■ Requirement a
Count the lines in the rows below that contain the string "field", and reply with the number alone.

■ Page text
>>>

Welcome to One and Done Sunday. A picture, and five links that are worth your time. Today with a couple of extra thoughts because of the date.

Superficial snapshot ten years ago: Aida tour, playing Phoenix. I lived there at the time so I got to stay at home instead of a hotel. I was packing up all my stuff to put in storage for probably forever and close out the guest house rental that was the very first place I’d ever lived all by myself.

I didn’t have a TV. I found out about the attacks when our company manager called to tell me the show was cancelled. It’s another post that I likely will never write, but there were things happening in my personal life at this time that made this tragedy seem not out of place.

The rest of the week passed in a stupor. When our run in Phoenix was over and we loaded out, planes still weren’t flying yet. Our company manager did a lot of string pulling and wrote a personal check to get us a sleeper bus that would take us to our next stop in Austin. It was Blink-182’s bus, available because they too were canceling shows, reeling from what had happened.

It was a long drive from Phoenix to Austin. We’re stagehands, so we did what we do: made each other laugh and told stories. We watched The Brady Bunch movie. We snagged a couple hours of sleep. The bus was stocked with snacks and I ate Blink-182’s Cap’n Crunch. Though things got far worse before they got better, speaking personally and globally, this is the moment where I began to heal.

It’s important to me to remember those moments of beginnings.

Fast forward five years to September 11, 2006.

These kids and their Dad and I hopped a plane in LA and flew back to New Jersey and started a life together. We had to get a special written dispensation to carry #5’s butt cream on the plane. I won’t speak for them, but as for me, I have never regretted any of it- the decision, the flight, or the butt cream (though I’m pretty happy he finally got potty trained).

Here are your links:

Clay Morgan is also remembering something different five years ago. The Greatest Teacher I Ever Had.

Funny: Tips for pet sitters by Paul Johnson, aka The Good Greatsby

Myth? No, an honest-to-god good day at the airport. Betty Londergan at What Gives 365

A really excellent picture of goats: Cheryl Zovich, Cur Tales

The best 9/11 post you didn’t read this week: Ten Years ago, Ed Whitehead had a view of the World Trade Center out his bedroom window and forty rolls of film. Perfect Souls Shine Through at Punchnels

That is five. However, given the gravity of the day, I leave you with one more which I would categorize as frickin’ hilarious by one of my favorite blogger/artists ever. Hyperbole and A Half: The Alot is Better Than You At Everything. Enjoy.

The Only Slumber Party

image: webweaver.nu

When #4 was in the third grade she turned nine and asked for a slumber party. I jumped at the chance, erroneously believing it would be a) cheaper and b) less time-consuming than a regular party. No loads of games and activities to plan; the girls would be largely self-sufficient.

I recalled slumber parties from my own childhood, where there were usually five of us and we’d be camped out in someone’s basement and the latest we were ever able to keep our eyes open was 1:00am.

At one slumber party I went to the birthday girl, Jeanette, mandated a no-talking rule promptly at 11:00pm and anyone who broke the rule got pointed at and her name written neatly on a piece of college-ruled notebook paper, which was to be given to Jeanette’s mother in the morning. I got my name written down for trying to talk someone into sticking someone else’s hand in warm water to see if we could make them pee their sleeping bag. We expected to have to write sentences- I will not talk at the slumber party– just like in school, but I don’t think that actually happened.

<<<

■ Provided records

>>>

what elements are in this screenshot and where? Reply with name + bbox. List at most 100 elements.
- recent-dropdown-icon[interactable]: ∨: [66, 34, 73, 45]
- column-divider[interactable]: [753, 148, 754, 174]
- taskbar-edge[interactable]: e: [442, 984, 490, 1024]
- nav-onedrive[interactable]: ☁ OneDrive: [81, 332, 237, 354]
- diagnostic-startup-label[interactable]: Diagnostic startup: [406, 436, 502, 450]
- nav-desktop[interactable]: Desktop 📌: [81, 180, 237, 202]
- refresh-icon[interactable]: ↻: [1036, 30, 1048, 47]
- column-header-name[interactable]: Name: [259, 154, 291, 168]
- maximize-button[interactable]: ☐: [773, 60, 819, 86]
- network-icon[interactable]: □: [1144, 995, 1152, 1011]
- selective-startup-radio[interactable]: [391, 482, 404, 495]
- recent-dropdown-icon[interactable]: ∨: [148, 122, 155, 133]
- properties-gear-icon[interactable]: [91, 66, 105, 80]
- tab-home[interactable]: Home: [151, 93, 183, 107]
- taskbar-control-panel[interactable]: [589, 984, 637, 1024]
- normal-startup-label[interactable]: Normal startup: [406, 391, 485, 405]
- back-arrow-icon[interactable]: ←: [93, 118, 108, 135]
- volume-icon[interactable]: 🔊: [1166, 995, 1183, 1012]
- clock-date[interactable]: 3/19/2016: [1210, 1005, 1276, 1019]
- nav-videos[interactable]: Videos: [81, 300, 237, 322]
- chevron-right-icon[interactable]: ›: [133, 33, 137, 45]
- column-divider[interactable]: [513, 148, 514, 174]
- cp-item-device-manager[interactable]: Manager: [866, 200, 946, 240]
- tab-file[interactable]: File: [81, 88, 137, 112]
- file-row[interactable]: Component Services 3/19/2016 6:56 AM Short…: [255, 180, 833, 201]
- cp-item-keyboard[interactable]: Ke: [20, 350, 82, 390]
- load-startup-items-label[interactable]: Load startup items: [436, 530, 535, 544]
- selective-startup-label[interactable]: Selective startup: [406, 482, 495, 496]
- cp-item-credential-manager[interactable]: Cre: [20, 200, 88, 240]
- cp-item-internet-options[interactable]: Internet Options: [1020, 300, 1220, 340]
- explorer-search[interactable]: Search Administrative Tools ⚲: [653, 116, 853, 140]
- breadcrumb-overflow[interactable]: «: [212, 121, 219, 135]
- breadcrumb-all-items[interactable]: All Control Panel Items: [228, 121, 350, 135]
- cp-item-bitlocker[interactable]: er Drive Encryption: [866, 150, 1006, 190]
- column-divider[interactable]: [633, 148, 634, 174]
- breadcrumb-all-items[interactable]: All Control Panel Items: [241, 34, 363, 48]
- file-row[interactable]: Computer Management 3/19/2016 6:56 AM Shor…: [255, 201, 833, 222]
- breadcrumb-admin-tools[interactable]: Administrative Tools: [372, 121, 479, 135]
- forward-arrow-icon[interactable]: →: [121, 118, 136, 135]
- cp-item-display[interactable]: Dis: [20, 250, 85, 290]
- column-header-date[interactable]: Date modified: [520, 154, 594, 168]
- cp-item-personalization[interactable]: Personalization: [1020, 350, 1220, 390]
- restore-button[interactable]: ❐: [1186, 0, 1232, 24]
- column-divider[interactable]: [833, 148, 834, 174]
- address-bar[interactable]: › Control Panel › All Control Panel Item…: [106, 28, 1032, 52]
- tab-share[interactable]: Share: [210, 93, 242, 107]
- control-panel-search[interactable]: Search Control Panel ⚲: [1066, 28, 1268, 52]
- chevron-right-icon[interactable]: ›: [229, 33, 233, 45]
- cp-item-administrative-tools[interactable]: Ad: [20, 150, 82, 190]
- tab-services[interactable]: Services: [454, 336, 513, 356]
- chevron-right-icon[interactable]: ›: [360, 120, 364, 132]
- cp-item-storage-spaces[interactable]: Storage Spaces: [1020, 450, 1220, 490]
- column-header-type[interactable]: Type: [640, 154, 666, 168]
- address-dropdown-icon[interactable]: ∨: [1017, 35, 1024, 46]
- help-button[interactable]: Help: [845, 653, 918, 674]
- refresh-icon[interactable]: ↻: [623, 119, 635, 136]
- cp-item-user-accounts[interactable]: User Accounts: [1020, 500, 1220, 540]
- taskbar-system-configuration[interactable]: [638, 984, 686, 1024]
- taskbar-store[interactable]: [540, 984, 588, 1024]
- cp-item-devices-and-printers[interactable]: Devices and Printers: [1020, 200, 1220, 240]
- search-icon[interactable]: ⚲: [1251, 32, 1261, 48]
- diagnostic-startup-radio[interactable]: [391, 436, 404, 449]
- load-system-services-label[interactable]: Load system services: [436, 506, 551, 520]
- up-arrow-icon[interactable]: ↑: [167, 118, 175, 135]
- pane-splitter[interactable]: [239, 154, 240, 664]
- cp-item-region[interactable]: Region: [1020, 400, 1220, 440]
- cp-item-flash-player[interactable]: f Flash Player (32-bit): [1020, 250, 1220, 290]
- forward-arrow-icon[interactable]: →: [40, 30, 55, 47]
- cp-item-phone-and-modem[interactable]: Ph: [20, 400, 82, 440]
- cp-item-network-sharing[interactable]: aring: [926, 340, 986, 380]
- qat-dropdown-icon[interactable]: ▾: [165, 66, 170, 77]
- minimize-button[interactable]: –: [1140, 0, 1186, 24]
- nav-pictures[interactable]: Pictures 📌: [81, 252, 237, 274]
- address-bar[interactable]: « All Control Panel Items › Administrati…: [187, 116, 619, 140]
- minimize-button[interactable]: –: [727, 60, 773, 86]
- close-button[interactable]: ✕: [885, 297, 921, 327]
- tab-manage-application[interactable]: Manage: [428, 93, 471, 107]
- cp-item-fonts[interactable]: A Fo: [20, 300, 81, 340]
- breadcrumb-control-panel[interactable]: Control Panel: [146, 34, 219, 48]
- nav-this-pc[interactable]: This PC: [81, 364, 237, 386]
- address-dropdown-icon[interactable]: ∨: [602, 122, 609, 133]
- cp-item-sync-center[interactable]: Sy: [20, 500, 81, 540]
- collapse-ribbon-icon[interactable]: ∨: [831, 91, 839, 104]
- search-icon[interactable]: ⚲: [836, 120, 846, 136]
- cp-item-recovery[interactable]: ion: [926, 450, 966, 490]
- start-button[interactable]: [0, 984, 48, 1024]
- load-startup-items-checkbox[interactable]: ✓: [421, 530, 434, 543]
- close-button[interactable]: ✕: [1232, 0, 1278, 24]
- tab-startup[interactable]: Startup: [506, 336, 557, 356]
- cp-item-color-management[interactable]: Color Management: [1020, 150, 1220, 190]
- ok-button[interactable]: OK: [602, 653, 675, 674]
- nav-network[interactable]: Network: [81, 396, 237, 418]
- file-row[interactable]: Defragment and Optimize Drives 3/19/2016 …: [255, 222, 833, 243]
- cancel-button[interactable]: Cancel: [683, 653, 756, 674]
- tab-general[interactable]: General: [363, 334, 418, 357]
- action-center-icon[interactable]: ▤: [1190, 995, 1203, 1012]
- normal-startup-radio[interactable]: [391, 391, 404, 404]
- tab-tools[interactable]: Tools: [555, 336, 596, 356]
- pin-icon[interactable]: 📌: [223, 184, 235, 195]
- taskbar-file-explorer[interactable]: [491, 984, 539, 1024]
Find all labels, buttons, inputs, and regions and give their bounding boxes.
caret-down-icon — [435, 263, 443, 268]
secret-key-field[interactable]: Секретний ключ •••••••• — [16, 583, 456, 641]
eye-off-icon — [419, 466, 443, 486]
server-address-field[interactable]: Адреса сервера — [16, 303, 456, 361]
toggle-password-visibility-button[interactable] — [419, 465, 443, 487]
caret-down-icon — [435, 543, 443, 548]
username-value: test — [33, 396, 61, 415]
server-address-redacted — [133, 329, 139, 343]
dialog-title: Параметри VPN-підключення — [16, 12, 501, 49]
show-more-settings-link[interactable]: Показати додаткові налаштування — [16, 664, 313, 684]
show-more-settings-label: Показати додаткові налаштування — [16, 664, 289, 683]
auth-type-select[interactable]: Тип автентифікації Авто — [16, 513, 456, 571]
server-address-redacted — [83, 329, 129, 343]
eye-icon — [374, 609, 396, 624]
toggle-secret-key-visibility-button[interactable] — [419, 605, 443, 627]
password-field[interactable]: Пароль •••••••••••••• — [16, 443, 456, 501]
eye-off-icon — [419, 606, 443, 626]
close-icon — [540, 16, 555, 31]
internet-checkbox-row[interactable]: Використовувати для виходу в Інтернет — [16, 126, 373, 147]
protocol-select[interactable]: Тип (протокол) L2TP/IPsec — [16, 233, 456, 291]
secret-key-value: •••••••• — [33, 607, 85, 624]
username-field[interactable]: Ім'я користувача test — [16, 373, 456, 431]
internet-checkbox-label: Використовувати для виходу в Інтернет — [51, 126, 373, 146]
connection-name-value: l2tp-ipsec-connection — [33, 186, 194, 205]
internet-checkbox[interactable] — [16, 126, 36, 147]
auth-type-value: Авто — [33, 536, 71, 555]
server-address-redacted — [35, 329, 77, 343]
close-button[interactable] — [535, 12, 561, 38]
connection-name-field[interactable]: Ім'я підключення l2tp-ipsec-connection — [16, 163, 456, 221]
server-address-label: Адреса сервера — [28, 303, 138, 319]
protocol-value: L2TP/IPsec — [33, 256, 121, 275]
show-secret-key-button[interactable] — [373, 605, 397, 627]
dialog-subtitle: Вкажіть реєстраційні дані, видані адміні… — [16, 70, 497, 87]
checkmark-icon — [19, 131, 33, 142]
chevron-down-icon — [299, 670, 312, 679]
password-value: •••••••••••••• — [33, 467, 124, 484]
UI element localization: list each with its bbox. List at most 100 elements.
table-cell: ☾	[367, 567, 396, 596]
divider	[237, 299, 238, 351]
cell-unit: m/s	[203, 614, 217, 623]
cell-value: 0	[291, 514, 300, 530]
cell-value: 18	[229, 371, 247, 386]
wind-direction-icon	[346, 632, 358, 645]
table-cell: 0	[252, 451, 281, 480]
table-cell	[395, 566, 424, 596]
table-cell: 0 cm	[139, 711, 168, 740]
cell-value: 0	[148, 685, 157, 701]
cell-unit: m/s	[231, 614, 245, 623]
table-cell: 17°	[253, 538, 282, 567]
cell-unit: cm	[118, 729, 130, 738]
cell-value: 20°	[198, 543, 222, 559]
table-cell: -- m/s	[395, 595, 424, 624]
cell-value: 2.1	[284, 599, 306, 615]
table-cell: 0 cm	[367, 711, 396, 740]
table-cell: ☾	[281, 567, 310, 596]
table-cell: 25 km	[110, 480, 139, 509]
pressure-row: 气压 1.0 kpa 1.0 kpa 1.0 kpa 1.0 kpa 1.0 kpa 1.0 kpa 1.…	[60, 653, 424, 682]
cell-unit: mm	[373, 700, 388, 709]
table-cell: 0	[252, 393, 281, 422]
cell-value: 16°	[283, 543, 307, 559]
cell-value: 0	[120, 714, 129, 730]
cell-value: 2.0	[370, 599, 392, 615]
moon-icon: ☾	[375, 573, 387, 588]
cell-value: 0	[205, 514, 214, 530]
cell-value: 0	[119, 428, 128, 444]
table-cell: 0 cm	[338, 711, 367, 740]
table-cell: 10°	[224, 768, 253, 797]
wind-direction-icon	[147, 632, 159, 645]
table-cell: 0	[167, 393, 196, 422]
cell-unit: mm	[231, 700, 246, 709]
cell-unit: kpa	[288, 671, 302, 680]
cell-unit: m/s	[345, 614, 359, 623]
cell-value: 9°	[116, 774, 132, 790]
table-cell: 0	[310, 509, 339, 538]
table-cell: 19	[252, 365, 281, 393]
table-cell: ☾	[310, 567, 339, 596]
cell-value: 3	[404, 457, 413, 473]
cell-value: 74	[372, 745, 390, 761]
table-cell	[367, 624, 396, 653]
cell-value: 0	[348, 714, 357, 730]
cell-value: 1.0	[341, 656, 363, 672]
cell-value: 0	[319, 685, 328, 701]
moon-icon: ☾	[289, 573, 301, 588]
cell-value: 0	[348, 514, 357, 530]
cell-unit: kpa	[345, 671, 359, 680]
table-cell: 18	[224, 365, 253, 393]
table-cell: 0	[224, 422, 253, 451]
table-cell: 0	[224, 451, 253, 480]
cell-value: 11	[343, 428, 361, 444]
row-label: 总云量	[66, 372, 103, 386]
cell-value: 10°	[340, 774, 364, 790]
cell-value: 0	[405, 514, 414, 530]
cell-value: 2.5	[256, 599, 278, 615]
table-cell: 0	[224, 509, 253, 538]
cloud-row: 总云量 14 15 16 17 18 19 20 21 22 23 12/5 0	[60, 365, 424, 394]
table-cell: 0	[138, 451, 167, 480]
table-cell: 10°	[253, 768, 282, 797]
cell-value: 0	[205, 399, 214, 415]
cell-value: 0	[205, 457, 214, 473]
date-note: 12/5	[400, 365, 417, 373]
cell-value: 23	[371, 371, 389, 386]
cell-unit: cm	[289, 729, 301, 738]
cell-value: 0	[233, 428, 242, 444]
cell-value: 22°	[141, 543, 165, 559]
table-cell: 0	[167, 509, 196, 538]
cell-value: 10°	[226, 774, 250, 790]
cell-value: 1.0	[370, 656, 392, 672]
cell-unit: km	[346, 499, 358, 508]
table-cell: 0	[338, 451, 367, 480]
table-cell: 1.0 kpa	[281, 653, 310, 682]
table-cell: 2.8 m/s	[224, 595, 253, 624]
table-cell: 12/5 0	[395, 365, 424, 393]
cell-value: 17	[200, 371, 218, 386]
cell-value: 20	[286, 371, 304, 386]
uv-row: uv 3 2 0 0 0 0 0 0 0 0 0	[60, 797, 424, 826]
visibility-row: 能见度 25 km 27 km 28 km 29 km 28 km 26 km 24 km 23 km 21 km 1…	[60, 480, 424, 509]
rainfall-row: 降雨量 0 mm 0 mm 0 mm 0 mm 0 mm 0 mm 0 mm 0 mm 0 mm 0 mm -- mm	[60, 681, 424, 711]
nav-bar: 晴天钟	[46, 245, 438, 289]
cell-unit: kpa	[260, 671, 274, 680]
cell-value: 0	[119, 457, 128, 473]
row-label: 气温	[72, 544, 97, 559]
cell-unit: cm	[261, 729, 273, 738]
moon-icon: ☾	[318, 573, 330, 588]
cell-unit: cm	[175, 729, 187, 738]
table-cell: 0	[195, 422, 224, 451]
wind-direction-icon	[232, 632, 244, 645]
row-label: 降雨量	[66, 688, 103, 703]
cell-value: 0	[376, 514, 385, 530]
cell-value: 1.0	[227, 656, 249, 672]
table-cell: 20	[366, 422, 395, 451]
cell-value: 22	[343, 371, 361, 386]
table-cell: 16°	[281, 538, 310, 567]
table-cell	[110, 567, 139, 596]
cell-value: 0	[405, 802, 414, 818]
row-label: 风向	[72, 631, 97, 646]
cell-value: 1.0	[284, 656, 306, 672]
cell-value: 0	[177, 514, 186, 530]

<<<

■ Requirement b
Continue the slumber party post above from the point where its text stops.

■ Expected output a
5

■ Expected output b
On the Friday night of #4’s slumber party, approximately 11,000 velociraptors nine-year-old girls arrived in our living room. I had invited them. On purpose. This is the point at which I suddenly understood, on a cellular level, that we did not have a basement. Nor did we have carpeting, or any absorptive surface in pretty much the whole house.

It all started off okay. They ate the junk food we bought. We did the few activities we had planned and they began entertaining themselves, doing little girl type things. The night passed happily, if loudly. I knew I could stick it out because soon enough they’d all be dropping off to sleep and we would once again have (relative) silence in our house.

I had never imagined that there might possibly exist 11,000 nine-year-old girls that were capable of going entirely without sleep, and that they would all be in my highly reflective living room, which was directly under my bedroom, at the same time.

Around midnight we called #4 upstairs and said, hey, tell your friends it’s time to quiet down and start to go to sleep. We weren’t too bothered yet, being that we work nights and usually stay up til 2:00am.

We called her up again around 1:00am and repeated the conversation a little more loudly.

Around 2:00am I called out, gently but firmly, from the doorway of the living room, “Girls, it’s time to go to sleep. No more talking.” Which was met by a stunned silence, then a fit of giggles which escalated into an even louder bedlam by the time I was at the top of the stairs.

Is there anything worse than a pack of nine-year-old girls who are acutely aware of their power? Where the hell was Jeanette?

By the time it degraded into us actually yelling at our birthday party guests somewhere after 4:00am to no avail, I just shut the door to my bedroom, set my alarm for 8:00am, and put my iPod on.

In the morning I discovered that they had eaten all of our other food during the wee hours of the morning and we didn’t even have anything left to make breakfast with.

We shoved the girls outside to play while CC went to the grocery store and made breakfast. By this time they were all fighting because not one of them had gotten a single minute of sleep. Some mothers began to arrive to pick their daughters up before breakfast was ready. It was awesome.

Got any slumber party stories to share?